MATERIAL:
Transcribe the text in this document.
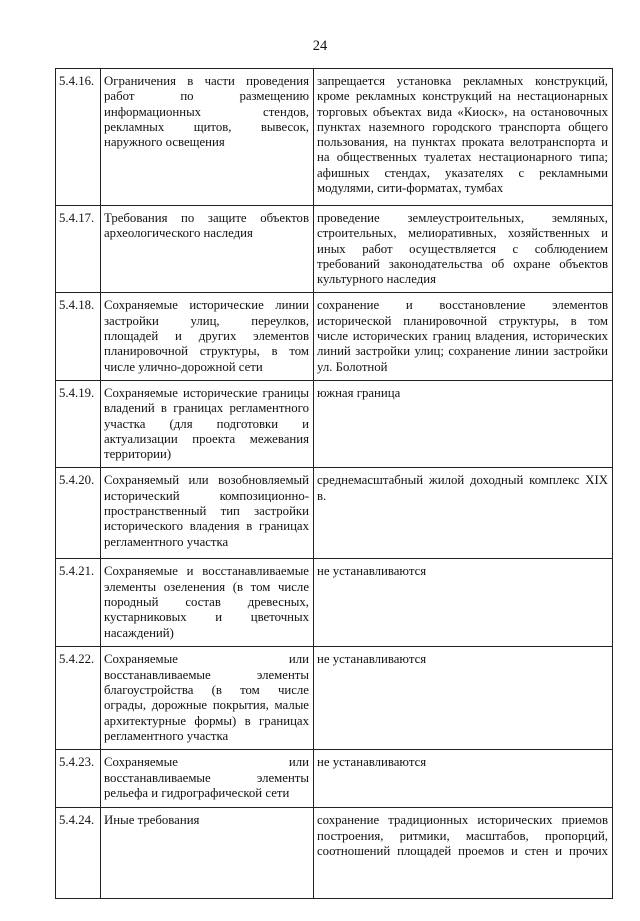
24
5.4.16.	Ограничения в части проведения работ по размещению информационных стендов, рекламных щитов, вывесок, наружного освещения	запрещается установка рекламных конструкций, кроме рекламных конструкций на нестационарных торговых объектах вида «Киоск», на остановочных пунктах наземного городского транспорта общего пользования, на пунктах проката велотранспорта и на общественных туалетах нестационарного типа; афишных стендах, указателях с рекламными модулями, сити-форматах, тумбах
5.4.17.	Требования по защите объектов археологического наследия	проведение землеустроительных, земляных, строительных, мелиоративных, хозяйственных и иных работ осуществляется с соблюдением требований законодательства об охране объектов культурного наследия
5.4.18.	Сохраняемые исторические линии застройки улиц, переулков, площадей и других элементов планировочной структуры, в том числе улично-дорожной сети	сохранение и восстановление элементов исторической планировочной структуры, в том числе исторических границ владения, исторических линий застройки улиц; сохранение линии застройки ул. Болотной
5.4.19.	Сохраняемые исторические границы владений в границах регламентного участка (для подготовки и актуализации проекта межевания территории)	южная граница
5.4.20.	Сохраняемый или возобновляемый исторический композиционно-пространственный тип застройки исторического владения в границах регламентного участка	среднемасштабный жилой доходный комплекс XIX в.
5.4.21.	Сохраняемые и восстанавливаемые элементы озеленения (в том числе породный состав древесных, кустарниковых и цветочных насаждений)	не устанавливаются
5.4.22.	Сохраняемые или восстанавливаемые элементы благоустройства (в том числе ограды, дорожные покрытия, малые архитектурные формы) в границах регламентного участка	не устанавливаются
5.4.23.	Сохраняемые или восстанавливаемые элементы рельефа и гидрографической сети	не устанавливаются
5.4.24.	Иные требования	сохранение традиционных исторических приемов построения, ритмики, масштабов, пропорций, соотношений площадей проемов и стен и прочих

WRITTEN TASK: Gather up every line from the listing above in which the word "владения" occurs.

EXPECTED ANSWER:
5.4.18.	Сохраняемые исторические линии застройки улиц, переулков, площадей и других элементов планировочной структуры, в том числе улично-дорожной сети	сохранение и восстановление элементов исторической планировочной структуры, в том числе исторических границ владения, исторических линий застройки улиц; сохранение линии застройки ул. Болотной
5.4.20.	Сохраняемый или возобновляемый исторический композиционно-пространственный тип застройки исторического владения в границах регламентного участка	среднемасштабный жилой доходный комплекс XIX в.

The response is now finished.